▶ YOUR GOAL:
Locate the word "Milestone" in the entries below, then gather every line that holds it.

▶ ENTRIES PROVIDED:
+---+

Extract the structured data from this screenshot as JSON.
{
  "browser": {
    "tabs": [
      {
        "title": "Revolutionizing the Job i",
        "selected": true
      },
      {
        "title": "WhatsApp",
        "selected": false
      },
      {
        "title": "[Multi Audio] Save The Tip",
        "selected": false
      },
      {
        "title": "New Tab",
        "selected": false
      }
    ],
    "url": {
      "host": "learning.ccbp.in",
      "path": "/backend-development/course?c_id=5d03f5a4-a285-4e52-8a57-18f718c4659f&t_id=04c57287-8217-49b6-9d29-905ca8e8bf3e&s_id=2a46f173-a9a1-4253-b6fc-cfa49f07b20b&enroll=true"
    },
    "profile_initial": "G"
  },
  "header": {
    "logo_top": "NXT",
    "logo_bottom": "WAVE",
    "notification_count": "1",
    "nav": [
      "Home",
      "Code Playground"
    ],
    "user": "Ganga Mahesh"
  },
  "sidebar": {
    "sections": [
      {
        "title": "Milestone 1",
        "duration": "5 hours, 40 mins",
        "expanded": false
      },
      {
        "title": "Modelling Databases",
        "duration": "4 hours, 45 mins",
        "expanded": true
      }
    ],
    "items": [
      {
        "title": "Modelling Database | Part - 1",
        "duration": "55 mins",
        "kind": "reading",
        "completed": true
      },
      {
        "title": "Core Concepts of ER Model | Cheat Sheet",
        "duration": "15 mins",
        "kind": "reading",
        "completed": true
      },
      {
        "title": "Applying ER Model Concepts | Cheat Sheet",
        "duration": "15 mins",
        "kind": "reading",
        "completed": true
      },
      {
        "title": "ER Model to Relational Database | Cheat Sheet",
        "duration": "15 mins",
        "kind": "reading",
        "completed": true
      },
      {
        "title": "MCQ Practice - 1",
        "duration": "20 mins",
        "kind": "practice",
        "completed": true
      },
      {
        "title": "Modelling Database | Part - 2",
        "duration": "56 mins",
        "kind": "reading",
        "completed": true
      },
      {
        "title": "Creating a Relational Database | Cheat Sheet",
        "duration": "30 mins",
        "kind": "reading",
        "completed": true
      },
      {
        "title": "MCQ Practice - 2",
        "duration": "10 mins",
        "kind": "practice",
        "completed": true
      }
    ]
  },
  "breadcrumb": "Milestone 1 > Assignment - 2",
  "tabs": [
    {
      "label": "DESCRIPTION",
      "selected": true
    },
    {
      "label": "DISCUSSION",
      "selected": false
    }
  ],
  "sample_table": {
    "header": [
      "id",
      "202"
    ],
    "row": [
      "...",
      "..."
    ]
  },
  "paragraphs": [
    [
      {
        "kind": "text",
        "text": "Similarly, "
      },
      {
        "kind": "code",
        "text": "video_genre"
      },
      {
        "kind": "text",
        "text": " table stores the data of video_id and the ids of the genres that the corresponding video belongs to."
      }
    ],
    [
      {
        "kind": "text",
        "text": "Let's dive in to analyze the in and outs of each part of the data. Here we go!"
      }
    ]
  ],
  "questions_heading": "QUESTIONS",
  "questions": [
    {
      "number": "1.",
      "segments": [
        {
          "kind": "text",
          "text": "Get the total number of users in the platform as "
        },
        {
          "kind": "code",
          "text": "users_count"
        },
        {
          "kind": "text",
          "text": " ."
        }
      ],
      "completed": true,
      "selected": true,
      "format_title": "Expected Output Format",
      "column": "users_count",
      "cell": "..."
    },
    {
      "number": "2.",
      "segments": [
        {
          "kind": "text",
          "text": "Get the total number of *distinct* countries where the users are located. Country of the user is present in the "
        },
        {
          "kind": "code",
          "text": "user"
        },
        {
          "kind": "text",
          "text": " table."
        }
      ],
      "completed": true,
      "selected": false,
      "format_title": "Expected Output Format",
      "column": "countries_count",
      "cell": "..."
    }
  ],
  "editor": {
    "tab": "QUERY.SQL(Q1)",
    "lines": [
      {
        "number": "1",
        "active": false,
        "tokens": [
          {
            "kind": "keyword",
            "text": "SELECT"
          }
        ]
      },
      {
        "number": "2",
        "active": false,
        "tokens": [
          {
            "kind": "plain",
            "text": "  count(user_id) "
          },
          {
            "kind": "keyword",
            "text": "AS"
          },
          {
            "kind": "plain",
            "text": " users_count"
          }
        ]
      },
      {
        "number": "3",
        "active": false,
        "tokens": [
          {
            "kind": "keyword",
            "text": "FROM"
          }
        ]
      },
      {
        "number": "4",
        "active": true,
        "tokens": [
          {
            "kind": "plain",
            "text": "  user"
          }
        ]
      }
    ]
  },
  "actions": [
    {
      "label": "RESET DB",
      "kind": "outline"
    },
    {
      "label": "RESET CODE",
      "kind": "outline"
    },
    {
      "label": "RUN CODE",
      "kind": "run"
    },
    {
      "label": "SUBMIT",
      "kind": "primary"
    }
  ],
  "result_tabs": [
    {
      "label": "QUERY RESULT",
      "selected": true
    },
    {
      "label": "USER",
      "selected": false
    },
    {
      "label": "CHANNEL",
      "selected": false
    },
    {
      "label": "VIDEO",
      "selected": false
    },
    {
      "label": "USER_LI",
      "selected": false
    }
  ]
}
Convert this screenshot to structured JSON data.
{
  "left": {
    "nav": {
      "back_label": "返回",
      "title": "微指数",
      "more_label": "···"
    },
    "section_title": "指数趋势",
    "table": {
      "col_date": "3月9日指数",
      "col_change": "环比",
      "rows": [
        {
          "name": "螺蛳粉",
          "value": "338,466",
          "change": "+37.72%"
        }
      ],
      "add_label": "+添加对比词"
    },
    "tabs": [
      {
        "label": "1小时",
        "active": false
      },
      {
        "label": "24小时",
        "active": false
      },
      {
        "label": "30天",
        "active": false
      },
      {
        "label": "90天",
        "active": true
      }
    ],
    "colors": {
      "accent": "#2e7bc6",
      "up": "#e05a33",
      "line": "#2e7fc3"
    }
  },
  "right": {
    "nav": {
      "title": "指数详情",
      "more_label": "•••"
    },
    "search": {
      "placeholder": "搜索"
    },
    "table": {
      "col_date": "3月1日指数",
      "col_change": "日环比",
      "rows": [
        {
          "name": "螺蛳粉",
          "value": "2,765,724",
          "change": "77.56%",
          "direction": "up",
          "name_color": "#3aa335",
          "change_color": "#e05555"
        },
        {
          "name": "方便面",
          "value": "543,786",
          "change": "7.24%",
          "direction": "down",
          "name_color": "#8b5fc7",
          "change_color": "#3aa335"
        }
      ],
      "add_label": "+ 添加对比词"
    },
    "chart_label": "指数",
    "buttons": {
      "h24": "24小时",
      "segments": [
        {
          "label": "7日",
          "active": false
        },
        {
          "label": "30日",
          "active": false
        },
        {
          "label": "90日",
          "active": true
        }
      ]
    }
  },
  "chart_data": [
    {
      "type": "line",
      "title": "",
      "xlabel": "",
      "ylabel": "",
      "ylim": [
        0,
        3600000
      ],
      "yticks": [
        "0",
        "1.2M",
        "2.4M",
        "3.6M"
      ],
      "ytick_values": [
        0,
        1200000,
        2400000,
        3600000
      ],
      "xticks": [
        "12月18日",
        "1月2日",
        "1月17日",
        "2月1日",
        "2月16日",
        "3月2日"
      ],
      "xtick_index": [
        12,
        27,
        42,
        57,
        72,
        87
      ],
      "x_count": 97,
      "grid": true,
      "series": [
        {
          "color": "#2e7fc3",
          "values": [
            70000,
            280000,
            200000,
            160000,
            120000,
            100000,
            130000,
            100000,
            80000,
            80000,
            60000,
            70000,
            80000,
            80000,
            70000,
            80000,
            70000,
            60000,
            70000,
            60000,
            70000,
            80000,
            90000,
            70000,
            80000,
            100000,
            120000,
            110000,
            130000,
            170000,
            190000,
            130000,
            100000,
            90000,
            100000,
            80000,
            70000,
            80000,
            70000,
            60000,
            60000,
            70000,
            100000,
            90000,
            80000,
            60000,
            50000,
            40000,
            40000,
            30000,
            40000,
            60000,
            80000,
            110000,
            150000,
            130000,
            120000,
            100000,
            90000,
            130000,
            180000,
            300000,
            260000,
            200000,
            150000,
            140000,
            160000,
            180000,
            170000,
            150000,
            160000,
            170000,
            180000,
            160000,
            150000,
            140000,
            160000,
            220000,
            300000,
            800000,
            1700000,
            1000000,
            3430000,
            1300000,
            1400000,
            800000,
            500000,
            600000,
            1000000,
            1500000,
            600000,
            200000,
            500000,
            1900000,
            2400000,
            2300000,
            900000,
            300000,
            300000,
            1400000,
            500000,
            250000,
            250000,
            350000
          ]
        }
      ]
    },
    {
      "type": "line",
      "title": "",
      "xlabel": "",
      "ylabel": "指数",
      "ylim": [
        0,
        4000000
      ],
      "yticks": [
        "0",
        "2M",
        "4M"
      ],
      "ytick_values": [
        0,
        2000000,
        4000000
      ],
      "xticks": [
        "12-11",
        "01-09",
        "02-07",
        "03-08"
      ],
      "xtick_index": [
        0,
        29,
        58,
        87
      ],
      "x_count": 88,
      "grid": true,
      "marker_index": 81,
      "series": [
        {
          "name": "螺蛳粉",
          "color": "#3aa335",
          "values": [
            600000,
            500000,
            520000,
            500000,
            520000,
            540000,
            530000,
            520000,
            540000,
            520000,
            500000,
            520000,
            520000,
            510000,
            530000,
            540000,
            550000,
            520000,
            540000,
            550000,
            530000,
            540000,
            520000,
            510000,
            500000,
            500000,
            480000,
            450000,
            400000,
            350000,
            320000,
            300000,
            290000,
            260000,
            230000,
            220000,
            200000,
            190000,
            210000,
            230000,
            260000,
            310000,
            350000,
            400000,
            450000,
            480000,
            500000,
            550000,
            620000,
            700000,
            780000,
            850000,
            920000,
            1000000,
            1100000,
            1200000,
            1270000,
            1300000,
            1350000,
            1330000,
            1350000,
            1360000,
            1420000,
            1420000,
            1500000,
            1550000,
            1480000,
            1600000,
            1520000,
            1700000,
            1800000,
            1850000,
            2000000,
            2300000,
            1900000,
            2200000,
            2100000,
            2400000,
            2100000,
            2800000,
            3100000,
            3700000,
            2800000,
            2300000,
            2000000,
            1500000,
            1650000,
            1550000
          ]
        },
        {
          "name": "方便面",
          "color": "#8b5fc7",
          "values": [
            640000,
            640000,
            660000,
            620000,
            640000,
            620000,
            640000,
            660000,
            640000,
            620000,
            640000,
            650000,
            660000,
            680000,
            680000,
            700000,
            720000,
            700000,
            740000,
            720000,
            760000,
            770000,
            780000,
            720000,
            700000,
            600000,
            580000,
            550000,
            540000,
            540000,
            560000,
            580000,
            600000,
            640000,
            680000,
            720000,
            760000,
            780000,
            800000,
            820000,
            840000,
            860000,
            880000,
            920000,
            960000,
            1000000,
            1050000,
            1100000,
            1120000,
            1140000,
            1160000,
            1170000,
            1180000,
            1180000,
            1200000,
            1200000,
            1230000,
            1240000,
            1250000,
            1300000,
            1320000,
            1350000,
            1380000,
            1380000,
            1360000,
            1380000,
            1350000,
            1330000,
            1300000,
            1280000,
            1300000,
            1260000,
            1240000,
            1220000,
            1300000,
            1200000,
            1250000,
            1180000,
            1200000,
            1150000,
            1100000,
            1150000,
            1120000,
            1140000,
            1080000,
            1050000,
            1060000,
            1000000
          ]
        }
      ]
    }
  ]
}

+---+

▶ ANSWER TO THIS TASK:
        "title": "Milestone 1",
  "breadcrumb": "Milestone 1 > Assignment - 2",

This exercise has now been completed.